── ENTRIES SUPPLIED ──

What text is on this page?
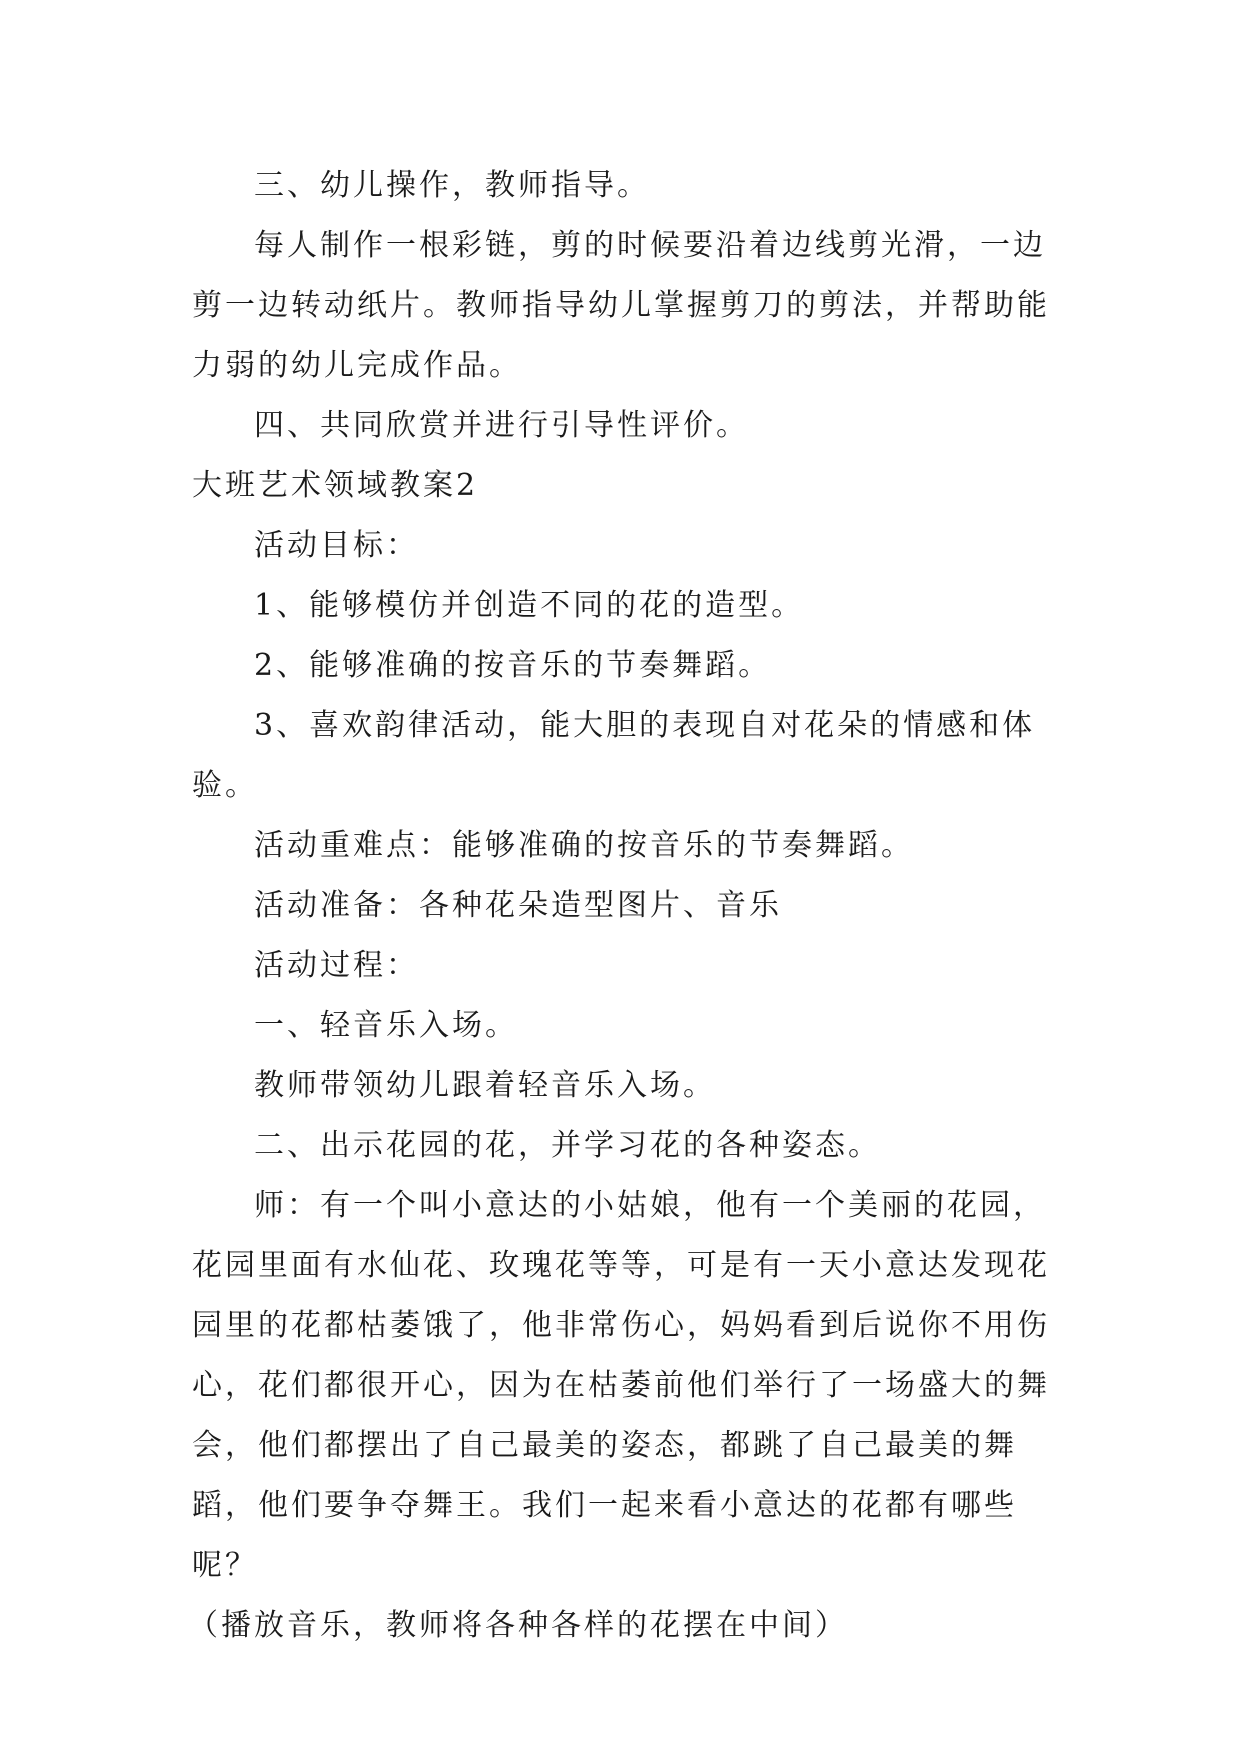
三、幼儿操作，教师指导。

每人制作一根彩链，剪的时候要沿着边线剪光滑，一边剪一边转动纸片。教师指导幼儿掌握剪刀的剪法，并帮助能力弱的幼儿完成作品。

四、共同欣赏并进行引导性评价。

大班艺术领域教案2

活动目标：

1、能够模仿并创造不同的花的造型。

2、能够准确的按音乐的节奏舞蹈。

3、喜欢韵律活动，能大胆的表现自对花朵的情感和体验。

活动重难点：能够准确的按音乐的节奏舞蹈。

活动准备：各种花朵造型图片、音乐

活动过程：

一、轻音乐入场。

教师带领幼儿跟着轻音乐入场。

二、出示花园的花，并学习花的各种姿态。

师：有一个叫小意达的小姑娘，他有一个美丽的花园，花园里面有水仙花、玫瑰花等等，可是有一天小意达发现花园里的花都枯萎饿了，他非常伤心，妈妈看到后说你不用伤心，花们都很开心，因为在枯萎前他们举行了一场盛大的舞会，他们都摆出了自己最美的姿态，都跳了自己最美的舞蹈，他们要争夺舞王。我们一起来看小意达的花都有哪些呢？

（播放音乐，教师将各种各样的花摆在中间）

───

# WRITTEN EXERCISE:
Retype all the records shown above, character for character. Omit every picture.

# FULL RESPONSE:
What text is on this page?
三、幼儿操作，教师指导。

每人制作一根彩链，剪的时候要沿着边线剪光滑，一边剪一边转动纸片。教师指导幼儿掌握剪刀的剪法，并帮助能力弱的幼儿完成作品。

四、共同欣赏并进行引导性评价。

大班艺术领域教案2

活动目标：

1、能够模仿并创造不同的花的造型。

2、能够准确的按音乐的节奏舞蹈。

3、喜欢韵律活动，能大胆的表现自对花朵的情感和体验。

活动重难点：能够准确的按音乐的节奏舞蹈。

活动准备：各种花朵造型图片、音乐

活动过程：

一、轻音乐入场。

教师带领幼儿跟着轻音乐入场。

二、出示花园的花，并学习花的各种姿态。

师：有一个叫小意达的小姑娘，他有一个美丽的花园，花园里面有水仙花、玫瑰花等等，可是有一天小意达发现花园里的花都枯萎饿了，他非常伤心，妈妈看到后说你不用伤心，花们都很开心，因为在枯萎前他们举行了一场盛大的舞会，他们都摆出了自己最美的姿态，都跳了自己最美的舞蹈，他们要争夺舞王。我们一起来看小意达的花都有哪些呢？

（播放音乐，教师将各种各样的花摆在中间）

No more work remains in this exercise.